» Aim
Reproduce all of the data that follows, character for character.
________________
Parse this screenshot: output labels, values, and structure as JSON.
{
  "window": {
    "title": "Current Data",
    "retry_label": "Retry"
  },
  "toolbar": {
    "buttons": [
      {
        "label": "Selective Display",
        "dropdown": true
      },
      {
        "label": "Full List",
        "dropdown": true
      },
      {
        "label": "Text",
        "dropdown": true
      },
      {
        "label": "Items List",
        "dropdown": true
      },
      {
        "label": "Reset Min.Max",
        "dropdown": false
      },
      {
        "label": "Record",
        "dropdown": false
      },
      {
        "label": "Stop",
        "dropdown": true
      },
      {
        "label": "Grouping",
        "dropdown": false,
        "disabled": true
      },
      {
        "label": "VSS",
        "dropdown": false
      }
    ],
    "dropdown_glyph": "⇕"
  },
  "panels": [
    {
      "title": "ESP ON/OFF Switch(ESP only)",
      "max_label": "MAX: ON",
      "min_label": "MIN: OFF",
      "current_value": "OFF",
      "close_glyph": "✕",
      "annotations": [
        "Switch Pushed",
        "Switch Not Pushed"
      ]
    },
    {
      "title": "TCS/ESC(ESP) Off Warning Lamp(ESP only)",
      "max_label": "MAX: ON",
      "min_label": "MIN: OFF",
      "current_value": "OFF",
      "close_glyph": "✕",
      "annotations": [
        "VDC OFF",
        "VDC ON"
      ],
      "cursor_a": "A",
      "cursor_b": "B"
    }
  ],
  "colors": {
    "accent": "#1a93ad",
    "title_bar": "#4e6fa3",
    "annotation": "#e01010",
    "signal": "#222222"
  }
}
________________
» Complete output
Parse this screenshot: output labels, values, and structure as JSON.
{
  "window": {
    "title": "Current Data",
    "retry_label": "Retry"
  },
  "toolbar": {
    "buttons": [
      {
        "label": "Selective Display",
        "dropdown": true
      },
      {
        "label": "Full List",
        "dropdown": true
      },
      {
        "label": "Text",
        "dropdown": true
      },
      {
        "label": "Items List",
        "dropdown": true
      },
      {
        "label": "Reset Min.Max",
        "dropdown": false
      },
      {
        "label": "Record",
        "dropdown": false
      },
      {
        "label": "Stop",
        "dropdown": true
      },
      {
        "label": "Grouping",
        "dropdown": false,
        "disabled": true
      },
      {
        "label": "VSS",
        "dropdown": false
      }
    ],
    "dropdown_glyph": "⇕"
  },
  "panels": [
    {
      "title": "ESP ON/OFF Switch(ESP only)",
      "max_label": "MAX: ON",
      "min_label": "MIN: OFF",
      "current_value": "OFF",
      "close_glyph": "✕",
      "annotations": [
        "Switch Pushed",
        "Switch Not Pushed"
      ]
    },
    {
      "title": "TCS/ESC(ESP) Off Warning Lamp(ESP only)",
      "max_label": "MAX: ON",
      "min_label": "MIN: OFF",
      "current_value": "OFF",
      "close_glyph": "✕",
      "annotations": [
        "VDC OFF",
        "VDC ON"
      ],
      "cursor_a": "A",
      "cursor_b": "B"
    }
  ],
  "colors": {
    "accent": "#1a93ad",
    "title_bar": "#4e6fa3",
    "annotation": "#e01010",
    "signal": "#222222"
  }
}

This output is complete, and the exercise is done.